PROBLEM REQUIREMENTS >> Report every line in the listing that contains the string "mCherry".

DATA TO USE >>

----

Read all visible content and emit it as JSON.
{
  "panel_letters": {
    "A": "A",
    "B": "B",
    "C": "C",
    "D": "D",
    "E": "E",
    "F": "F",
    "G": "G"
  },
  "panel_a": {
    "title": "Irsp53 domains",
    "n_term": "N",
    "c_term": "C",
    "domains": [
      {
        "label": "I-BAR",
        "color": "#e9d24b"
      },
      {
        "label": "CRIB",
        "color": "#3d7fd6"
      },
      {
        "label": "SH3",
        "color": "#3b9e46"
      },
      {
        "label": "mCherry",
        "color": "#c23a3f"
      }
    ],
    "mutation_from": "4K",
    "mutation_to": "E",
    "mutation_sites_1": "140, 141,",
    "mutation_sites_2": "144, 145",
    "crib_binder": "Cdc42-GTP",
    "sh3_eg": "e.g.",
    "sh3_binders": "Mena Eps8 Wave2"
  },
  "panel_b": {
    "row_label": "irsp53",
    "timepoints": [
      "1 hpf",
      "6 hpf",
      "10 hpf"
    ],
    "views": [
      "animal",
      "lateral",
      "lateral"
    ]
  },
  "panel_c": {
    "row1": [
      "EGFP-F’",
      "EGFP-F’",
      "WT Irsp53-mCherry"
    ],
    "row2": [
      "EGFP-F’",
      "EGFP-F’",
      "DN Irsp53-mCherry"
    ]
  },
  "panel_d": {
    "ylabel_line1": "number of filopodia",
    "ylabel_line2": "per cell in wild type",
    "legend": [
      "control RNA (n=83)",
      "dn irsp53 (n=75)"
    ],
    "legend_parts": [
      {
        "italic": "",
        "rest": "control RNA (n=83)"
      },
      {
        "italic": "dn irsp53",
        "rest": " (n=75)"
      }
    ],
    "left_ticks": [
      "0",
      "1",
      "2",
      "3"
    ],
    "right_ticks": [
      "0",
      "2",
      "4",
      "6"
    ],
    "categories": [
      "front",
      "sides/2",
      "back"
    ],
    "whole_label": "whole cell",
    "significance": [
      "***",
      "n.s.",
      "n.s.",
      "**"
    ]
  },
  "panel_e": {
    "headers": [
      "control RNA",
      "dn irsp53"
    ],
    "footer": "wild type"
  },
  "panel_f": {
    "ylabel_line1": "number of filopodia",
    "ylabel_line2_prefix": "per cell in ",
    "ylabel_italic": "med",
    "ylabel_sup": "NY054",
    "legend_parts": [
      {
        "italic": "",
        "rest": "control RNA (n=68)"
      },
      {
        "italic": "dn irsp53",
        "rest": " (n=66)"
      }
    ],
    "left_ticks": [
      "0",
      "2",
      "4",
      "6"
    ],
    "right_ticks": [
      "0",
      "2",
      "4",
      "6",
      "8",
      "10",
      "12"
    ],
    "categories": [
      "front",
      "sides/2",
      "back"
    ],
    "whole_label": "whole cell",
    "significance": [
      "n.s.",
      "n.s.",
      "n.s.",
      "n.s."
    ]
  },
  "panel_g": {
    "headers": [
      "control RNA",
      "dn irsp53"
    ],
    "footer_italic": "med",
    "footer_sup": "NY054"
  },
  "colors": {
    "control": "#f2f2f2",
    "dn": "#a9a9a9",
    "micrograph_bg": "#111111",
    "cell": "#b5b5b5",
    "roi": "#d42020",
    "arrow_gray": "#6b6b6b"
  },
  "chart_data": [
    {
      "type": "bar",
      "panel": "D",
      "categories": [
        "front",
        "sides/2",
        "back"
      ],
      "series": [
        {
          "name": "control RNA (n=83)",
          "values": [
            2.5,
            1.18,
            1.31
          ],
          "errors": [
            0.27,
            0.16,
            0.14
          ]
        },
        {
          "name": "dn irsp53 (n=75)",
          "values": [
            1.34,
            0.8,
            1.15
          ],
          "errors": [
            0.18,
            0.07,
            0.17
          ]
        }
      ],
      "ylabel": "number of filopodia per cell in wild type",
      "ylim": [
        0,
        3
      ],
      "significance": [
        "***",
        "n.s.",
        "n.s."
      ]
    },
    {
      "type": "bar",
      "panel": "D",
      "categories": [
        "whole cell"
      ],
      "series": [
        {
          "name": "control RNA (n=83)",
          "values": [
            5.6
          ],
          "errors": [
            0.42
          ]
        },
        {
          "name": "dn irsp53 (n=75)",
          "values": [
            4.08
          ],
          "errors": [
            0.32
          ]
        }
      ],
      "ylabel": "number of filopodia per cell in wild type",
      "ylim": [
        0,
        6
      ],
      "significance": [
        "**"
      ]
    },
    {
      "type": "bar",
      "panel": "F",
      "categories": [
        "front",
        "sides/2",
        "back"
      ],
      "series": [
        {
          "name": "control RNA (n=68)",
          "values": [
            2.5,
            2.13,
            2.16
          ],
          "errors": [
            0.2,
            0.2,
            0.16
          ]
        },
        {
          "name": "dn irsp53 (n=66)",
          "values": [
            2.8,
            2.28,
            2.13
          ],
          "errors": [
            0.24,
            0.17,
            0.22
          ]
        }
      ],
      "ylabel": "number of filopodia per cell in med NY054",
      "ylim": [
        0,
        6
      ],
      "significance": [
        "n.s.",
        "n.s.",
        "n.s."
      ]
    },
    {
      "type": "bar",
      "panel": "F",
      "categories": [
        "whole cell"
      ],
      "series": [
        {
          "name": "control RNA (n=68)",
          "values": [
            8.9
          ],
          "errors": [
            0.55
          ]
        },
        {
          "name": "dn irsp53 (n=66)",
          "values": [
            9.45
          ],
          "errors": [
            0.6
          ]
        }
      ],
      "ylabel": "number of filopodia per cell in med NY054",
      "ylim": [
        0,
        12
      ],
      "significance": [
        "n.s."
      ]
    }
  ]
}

----

THE ANSWER >>
        "label": "mCherry",
      "WT Irsp53-mCherry"
      "DN Irsp53-mCherry"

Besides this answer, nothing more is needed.